---------- DATASET EXCERPTS ----------

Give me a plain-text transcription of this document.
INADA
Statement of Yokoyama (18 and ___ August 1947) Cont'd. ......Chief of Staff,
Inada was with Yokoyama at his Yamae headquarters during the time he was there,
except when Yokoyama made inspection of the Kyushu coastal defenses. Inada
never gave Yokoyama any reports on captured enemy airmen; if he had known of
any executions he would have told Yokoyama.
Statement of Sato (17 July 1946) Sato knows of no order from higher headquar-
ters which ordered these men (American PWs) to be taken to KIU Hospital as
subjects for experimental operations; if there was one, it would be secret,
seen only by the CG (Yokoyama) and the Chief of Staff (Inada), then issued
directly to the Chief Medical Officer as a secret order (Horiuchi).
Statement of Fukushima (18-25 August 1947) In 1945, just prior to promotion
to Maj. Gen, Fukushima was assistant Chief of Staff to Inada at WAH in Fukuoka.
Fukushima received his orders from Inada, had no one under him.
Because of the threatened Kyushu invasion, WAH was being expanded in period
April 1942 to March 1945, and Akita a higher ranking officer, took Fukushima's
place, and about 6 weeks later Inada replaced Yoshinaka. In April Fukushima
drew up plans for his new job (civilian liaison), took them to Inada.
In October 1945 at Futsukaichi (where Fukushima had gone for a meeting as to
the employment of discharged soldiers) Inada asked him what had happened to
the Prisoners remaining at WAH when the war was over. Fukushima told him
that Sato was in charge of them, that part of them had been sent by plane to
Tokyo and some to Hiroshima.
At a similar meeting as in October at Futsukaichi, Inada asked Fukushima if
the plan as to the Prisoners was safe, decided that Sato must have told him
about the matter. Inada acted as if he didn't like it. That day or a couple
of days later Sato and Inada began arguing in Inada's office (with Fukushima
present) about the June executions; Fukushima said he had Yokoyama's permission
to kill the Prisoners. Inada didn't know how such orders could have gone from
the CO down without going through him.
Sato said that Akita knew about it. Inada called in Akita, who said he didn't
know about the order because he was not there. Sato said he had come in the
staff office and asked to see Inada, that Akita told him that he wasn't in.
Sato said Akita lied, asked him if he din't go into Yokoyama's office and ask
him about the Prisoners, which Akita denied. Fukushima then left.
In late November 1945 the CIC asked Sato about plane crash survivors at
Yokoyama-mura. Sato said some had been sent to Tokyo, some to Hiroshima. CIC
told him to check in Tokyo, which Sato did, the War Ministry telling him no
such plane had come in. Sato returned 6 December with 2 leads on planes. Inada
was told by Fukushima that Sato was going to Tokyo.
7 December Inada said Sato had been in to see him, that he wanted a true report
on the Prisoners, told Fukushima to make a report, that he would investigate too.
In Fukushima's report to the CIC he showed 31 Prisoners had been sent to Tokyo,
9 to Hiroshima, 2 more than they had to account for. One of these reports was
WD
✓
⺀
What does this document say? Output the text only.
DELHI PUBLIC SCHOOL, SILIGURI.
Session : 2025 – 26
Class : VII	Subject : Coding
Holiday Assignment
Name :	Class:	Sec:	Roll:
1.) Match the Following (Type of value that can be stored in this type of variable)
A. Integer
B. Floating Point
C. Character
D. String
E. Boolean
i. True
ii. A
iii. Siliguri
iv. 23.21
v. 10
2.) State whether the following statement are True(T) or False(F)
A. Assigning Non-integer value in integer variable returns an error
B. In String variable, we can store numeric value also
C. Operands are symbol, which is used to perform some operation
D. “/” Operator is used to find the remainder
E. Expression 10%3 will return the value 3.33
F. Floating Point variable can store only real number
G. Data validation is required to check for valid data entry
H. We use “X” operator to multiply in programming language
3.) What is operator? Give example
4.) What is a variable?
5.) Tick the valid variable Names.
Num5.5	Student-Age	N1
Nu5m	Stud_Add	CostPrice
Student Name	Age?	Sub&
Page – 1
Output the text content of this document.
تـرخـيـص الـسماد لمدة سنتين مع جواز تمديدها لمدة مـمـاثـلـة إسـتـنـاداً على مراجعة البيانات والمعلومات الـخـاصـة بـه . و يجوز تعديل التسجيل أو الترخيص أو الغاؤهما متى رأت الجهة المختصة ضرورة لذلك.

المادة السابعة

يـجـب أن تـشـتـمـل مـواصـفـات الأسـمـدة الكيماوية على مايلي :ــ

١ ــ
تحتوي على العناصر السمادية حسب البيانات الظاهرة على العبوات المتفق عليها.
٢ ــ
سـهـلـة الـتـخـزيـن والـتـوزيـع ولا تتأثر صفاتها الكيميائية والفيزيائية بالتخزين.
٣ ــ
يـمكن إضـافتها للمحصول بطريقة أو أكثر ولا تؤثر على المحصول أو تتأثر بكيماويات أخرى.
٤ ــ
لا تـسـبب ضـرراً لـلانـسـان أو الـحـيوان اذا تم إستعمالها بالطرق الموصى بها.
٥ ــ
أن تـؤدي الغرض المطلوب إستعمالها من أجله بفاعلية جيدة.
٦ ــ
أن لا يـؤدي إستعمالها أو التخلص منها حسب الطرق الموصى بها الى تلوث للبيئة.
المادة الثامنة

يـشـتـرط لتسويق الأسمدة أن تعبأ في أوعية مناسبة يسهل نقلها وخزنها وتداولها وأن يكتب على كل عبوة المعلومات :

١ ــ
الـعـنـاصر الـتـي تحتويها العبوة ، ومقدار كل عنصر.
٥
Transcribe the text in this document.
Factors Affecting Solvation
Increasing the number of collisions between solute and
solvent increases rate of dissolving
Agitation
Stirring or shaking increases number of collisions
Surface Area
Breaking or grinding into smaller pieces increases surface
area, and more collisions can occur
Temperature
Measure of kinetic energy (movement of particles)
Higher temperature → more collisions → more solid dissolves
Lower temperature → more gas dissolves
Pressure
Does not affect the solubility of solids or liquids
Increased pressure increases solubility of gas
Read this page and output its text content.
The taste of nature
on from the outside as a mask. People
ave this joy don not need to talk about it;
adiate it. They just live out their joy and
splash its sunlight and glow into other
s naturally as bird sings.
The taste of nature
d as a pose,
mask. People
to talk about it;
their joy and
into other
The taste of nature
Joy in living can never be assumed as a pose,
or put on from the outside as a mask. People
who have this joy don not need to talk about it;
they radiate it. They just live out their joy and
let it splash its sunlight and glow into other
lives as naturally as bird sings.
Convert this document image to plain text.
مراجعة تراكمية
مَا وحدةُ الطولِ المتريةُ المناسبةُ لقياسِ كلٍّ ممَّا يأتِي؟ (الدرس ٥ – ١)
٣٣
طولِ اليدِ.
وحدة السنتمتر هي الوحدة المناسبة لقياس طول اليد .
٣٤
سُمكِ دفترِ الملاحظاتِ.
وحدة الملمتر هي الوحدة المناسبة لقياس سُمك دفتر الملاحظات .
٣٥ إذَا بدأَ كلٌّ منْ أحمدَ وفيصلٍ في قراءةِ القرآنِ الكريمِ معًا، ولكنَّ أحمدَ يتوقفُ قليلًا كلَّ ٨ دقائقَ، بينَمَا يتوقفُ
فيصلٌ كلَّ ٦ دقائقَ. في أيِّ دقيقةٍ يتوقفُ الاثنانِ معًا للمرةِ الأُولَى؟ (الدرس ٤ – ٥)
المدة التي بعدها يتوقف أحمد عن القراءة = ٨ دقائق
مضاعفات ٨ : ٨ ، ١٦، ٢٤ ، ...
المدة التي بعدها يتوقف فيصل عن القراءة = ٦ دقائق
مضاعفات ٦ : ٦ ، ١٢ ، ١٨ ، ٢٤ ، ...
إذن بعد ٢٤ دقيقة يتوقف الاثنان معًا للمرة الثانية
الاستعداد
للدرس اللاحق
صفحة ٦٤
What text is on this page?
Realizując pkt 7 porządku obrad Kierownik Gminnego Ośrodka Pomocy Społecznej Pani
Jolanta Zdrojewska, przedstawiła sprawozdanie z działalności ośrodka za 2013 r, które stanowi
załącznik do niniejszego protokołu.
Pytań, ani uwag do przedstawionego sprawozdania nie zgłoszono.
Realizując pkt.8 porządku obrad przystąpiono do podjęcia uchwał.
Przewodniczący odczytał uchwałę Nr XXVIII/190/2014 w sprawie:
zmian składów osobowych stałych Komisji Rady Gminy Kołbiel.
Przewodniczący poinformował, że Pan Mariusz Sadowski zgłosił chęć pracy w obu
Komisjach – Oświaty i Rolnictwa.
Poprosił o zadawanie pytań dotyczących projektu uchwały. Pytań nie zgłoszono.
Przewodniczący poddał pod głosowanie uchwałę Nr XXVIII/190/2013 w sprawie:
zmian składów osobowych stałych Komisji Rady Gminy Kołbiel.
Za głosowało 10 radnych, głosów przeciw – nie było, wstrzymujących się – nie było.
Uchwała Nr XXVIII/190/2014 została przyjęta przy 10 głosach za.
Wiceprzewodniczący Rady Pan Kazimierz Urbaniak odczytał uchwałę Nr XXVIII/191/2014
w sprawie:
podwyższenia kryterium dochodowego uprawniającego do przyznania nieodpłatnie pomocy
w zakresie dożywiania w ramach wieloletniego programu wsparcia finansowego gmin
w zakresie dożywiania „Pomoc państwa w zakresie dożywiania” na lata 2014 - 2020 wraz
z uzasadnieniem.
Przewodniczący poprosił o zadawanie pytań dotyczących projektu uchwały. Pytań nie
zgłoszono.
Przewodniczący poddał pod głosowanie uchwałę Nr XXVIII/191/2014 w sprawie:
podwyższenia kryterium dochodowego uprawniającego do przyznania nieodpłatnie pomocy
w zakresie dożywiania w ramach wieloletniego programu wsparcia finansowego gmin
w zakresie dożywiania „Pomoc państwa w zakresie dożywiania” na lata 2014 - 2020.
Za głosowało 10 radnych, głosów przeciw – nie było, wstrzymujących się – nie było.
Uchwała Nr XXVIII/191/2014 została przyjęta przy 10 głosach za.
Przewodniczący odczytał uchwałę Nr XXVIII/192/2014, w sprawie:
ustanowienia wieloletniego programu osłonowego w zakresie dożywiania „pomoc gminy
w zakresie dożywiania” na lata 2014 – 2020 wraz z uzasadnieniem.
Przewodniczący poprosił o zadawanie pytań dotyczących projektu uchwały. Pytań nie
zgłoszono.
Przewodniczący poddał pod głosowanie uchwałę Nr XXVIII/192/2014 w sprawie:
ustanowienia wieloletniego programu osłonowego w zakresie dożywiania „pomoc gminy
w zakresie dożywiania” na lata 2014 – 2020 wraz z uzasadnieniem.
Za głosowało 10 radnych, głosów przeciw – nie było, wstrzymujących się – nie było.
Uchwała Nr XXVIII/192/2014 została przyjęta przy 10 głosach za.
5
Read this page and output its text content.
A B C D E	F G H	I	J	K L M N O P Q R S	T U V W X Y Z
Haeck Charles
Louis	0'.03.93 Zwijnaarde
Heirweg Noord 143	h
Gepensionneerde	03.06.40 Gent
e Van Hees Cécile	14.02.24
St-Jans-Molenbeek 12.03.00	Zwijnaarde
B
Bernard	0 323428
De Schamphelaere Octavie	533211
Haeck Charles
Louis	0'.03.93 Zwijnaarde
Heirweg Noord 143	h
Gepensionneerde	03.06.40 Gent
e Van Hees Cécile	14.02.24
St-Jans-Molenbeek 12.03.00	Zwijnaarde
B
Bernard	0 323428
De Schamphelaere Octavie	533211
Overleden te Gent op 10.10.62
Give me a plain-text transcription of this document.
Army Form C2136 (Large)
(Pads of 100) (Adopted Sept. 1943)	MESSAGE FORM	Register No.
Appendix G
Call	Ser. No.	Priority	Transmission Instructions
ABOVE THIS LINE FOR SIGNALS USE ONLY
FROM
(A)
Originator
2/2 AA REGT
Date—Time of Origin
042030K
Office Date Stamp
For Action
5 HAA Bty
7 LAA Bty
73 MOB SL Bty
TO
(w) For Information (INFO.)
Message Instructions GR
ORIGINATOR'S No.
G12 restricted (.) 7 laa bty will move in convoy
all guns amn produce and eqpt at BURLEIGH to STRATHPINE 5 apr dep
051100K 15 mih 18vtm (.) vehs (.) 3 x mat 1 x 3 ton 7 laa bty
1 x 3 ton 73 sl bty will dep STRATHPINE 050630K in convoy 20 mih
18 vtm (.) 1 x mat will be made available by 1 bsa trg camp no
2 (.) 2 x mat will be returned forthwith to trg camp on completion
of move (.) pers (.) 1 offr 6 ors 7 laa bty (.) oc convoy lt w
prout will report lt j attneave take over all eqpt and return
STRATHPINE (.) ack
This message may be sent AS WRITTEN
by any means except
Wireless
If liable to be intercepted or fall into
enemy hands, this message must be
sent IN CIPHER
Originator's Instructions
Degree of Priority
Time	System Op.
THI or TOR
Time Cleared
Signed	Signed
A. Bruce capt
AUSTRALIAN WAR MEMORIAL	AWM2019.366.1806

----------

__THE EXERCISE__
Count the lines that hold the string "into" and state that number alone.

__SOLUTION FOR THIS EXERCISE__
6